┌──

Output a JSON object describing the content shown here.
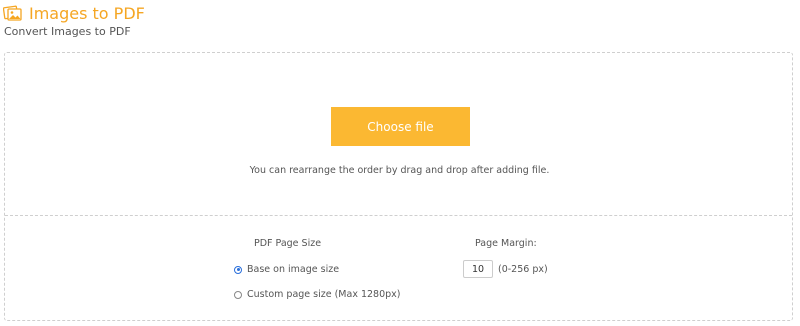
{
  "header": {
    "title": "Images to PDF",
    "subtitle": "Convert Images to PDF",
    "icon": "images-icon",
    "accent_color": "#f5a623"
  },
  "upload": {
    "choose_button_label": "Choose file",
    "button_color": "#fbb832",
    "hint": "You can rearrange the order by drag and drop after adding file."
  },
  "options": {
    "page_size_label": "PDF Page Size",
    "page_size_options": [
      {
        "label": "Base on image size",
        "selected": true
      },
      {
        "label": "Custom page size (Max 1280px)",
        "selected": false
      }
    ],
    "margin_label": "Page Margin:",
    "margin_value": "10",
    "margin_range": "(0-256 px)"
  }
}
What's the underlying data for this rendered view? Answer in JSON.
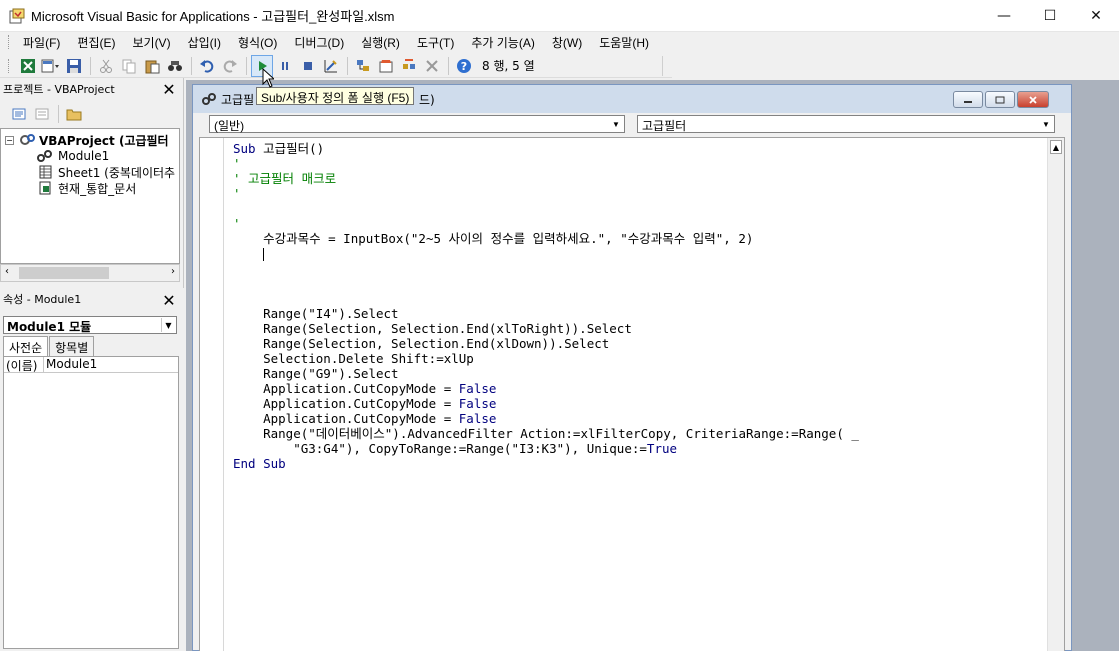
{
  "window": {
    "title": "Microsoft Visual Basic for Applications - 고급필터_완성파일.xlsm",
    "minimize": "—",
    "maximize": "☐",
    "close": "✕"
  },
  "menu": [
    "파일(F)",
    "편집(E)",
    "보기(V)",
    "삽입(I)",
    "형식(O)",
    "디버그(D)",
    "실행(R)",
    "도구(T)",
    "추가 기능(A)",
    "창(W)",
    "도움말(H)"
  ],
  "toolbar": {
    "position_label": "8 행, 5 열",
    "tooltip": "Sub/사용자 정의 폼 실행 (F5)"
  },
  "project_panel": {
    "title": "프로젝트 - VBAProject",
    "close": "✕",
    "tree": {
      "root": "VBAProject (고급필터",
      "module": "Module1",
      "sheet": "Sheet1 (중복데이터추",
      "workbook": "현재_통합_문서"
    }
  },
  "properties_panel": {
    "title": "속성 - Module1",
    "close": "✕",
    "object_select": "Module1 모듈",
    "tabs": [
      "사전순",
      "항목별"
    ],
    "rows": [
      {
        "name": "(이름)",
        "value": "Module1"
      }
    ]
  },
  "code_window": {
    "title_start": "고급필",
    "title_end": "드)",
    "object_combo": "(일반)",
    "procedure_combo": "고급필터",
    "lines": {
      "l1_kw": "Sub",
      "l1_rest": " 고급필터()",
      "l2": "'",
      "l3": "' 고급필터 매크로",
      "l4": "'",
      "l5": "",
      "l6": "'",
      "l7": "    수강과목수 = InputBox(\"2~5 사이의 정수를 입력하세요.\", \"수강과목수 입력\", 2)",
      "l12": "    Range(\"I4\").Select",
      "l13": "    Range(Selection, Selection.End(xlToRight)).Select",
      "l14": "    Range(Selection, Selection.End(xlDown)).Select",
      "l15": "    Selection.Delete Shift:=xlUp",
      "l16": "    Range(\"G9\").Select",
      "l17_pre": "    Application.CutCopyMode = ",
      "l17_kw": "False",
      "l18_pre": "    Application.CutCopyMode = ",
      "l18_kw": "False",
      "l19_pre": "    Application.CutCopyMode = ",
      "l19_kw": "False",
      "l20": "    Range(\"데이터베이스\").AdvancedFilter Action:=xlFilterCopy, CriteriaRange:=Range( _",
      "l21_pre": "        \"G3:G4\"), CopyToRange:=Range(\"I3:K3\"), Unique:=",
      "l21_kw": "True",
      "l22_kw1": "End",
      "l22_kw2": "Sub"
    }
  },
  "colors": {
    "keyword": "#00007f",
    "comment": "#007f00",
    "mdi_background": "#abb2bd",
    "tooltip_background": "#ffffe1"
  }
}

└──

- The request
Copy the records above exactly, leaving out every picture.

- Solution
Output a JSON object describing the content shown here.
{
  "header": {
    "title": "Images to PDF",
    "subtitle": "Convert Images to PDF",
    "icon": "images-icon",
    "accent_color": "#f5a623"
  },
  "upload": {
    "choose_button_label": "Choose file",
    "button_color": "#fbb832",
    "hint": "You can rearrange the order by drag and drop after adding file."
  },
  "options": {
    "page_size_label": "PDF Page Size",
    "page_size_options": [
      {
        "label": "Base on image size",
        "selected": true
      },
      {
        "label": "Custom page size (Max 1280px)",
        "selected": false
      }
    ],
    "margin_label": "Page Margin:",
    "margin_value": "10",
    "margin_range": "(0-256 px)"
  }
}
What's the underlying data for this rendered view? Answer in JSON.
{
  "window": {
    "title": "Microsoft Visual Basic for Applications - 고급필터_완성파일.xlsm",
    "minimize": "—",
    "maximize": "☐",
    "close": "✕"
  },
  "menu": [
    "파일(F)",
    "편집(E)",
    "보기(V)",
    "삽입(I)",
    "형식(O)",
    "디버그(D)",
    "실행(R)",
    "도구(T)",
    "추가 기능(A)",
    "창(W)",
    "도움말(H)"
  ],
  "toolbar": {
    "position_label": "8 행, 5 열",
    "tooltip": "Sub/사용자 정의 폼 실행 (F5)"
  },
  "project_panel": {
    "title": "프로젝트 - VBAProject",
    "close": "✕",
    "tree": {
      "root": "VBAProject (고급필터",
      "module": "Module1",
      "sheet": "Sheet1 (중복데이터추",
      "workbook": "현재_통합_문서"
    }
  },
  "properties_panel": {
    "title": "속성 - Module1",
    "close": "✕",
    "object_select": "Module1 모듈",
    "tabs": [
      "사전순",
      "항목별"
    ],
    "rows": [
      {
        "name": "(이름)",
        "value": "Module1"
      }
    ]
  },
  "code_window": {
    "title_start": "고급필",
    "title_end": "드)",
    "object_combo": "(일반)",
    "procedure_combo": "고급필터",
    "lines": {
      "l1_kw": "Sub",
      "l1_rest": " 고급필터()",
      "l2": "'",
      "l3": "' 고급필터 매크로",
      "l4": "'",
      "l5": "",
      "l6": "'",
      "l7": "    수강과목수 = InputBox(\"2~5 사이의 정수를 입력하세요.\", \"수강과목수 입력\", 2)",
      "l12": "    Range(\"I4\").Select",
      "l13": "    Range(Selection, Selection.End(xlToRight)).Select",
      "l14": "    Range(Selection, Selection.End(xlDown)).Select",
      "l15": "    Selection.Delete Shift:=xlUp",
      "l16": "    Range(\"G9\").Select",
      "l17_pre": "    Application.CutCopyMode = ",
      "l17_kw": "False",
      "l18_pre": "    Application.CutCopyMode = ",
      "l18_kw": "False",
      "l19_pre": "    Application.CutCopyMode = ",
      "l19_kw": "False",
      "l20": "    Range(\"데이터베이스\").AdvancedFilter Action:=xlFilterCopy, CriteriaRange:=Range( _",
      "l21_pre": "        \"G3:G4\"), CopyToRange:=Range(\"I3:K3\"), Unique:=",
      "l21_kw": "True",
      "l22_kw1": "End",
      "l22_kw2": "Sub"
    }
  },
  "colors": {
    "keyword": "#00007f",
    "comment": "#007f00",
    "mdi_background": "#abb2bd",
    "tooltip_background": "#ffffe1"
  }
}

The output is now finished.